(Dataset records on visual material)
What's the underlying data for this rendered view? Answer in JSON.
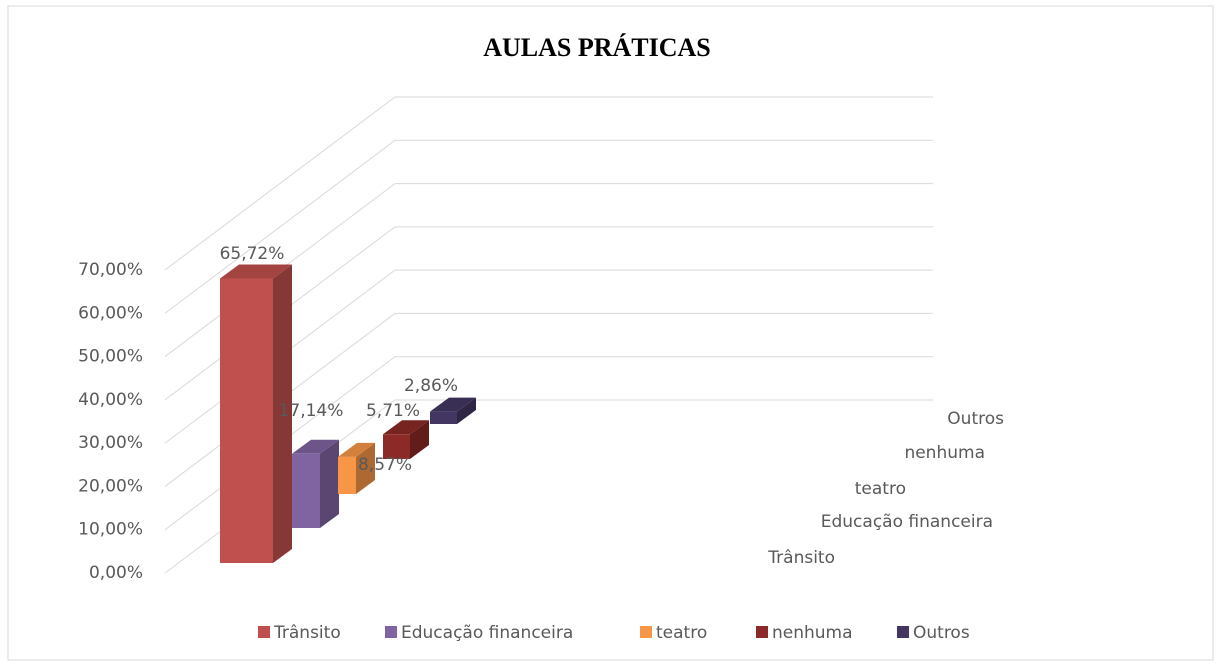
{
  "chart_data": {
    "type": "bar3d",
    "title": "AULAS PRÁTICAS",
    "categories": [
      "Trânsito",
      "Educação financeira",
      "teatro",
      "nenhuma",
      "Outros"
    ],
    "values": [
      65.72,
      17.14,
      8.57,
      5.71,
      2.86
    ],
    "value_labels": [
      "65,72%",
      "17,14%",
      "8,57%",
      "5,71%",
      "2,86%"
    ],
    "colors": [
      "#c0504d",
      "#8064a2",
      "#f79646",
      "#8c2a27",
      "#433663"
    ],
    "ylim": [
      0,
      70
    ],
    "yticks": [
      {
        "value": 0,
        "label": "0,00%"
      },
      {
        "value": 10,
        "label": "10,00%"
      },
      {
        "value": 20,
        "label": "20,00%"
      },
      {
        "value": 30,
        "label": "30,00%"
      },
      {
        "value": 40,
        "label": "40,00%"
      },
      {
        "value": 50,
        "label": "50,00%"
      },
      {
        "value": 60,
        "label": "60,00%"
      },
      {
        "value": 70,
        "label": "70,00%"
      }
    ],
    "grid": true,
    "legend": "bottom"
  }
}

# Given exercise
Please write out all the data again word for word, but not the pictures.

# Reply to the exercise
What's the underlying data for this rendered view? Answer in JSON.
{
  "chart_data": {
    "type": "bar3d",
    "title": "AULAS PRÁTICAS",
    "categories": [
      "Trânsito",
      "Educação financeira",
      "teatro",
      "nenhuma",
      "Outros"
    ],
    "values": [
      65.72,
      17.14,
      8.57,
      5.71,
      2.86
    ],
    "value_labels": [
      "65,72%",
      "17,14%",
      "8,57%",
      "5,71%",
      "2,86%"
    ],
    "colors": [
      "#c0504d",
      "#8064a2",
      "#f79646",
      "#8c2a27",
      "#433663"
    ],
    "ylim": [
      0,
      70
    ],
    "yticks": [
      {
        "value": 0,
        "label": "0,00%"
      },
      {
        "value": 10,
        "label": "10,00%"
      },
      {
        "value": 20,
        "label": "20,00%"
      },
      {
        "value": 30,
        "label": "30,00%"
      },
      {
        "value": 40,
        "label": "40,00%"
      },
      {
        "value": 50,
        "label": "50,00%"
      },
      {
        "value": 60,
        "label": "60,00%"
      },
      {
        "value": 70,
        "label": "70,00%"
      }
    ],
    "grid": true,
    "legend": "bottom"
  }
}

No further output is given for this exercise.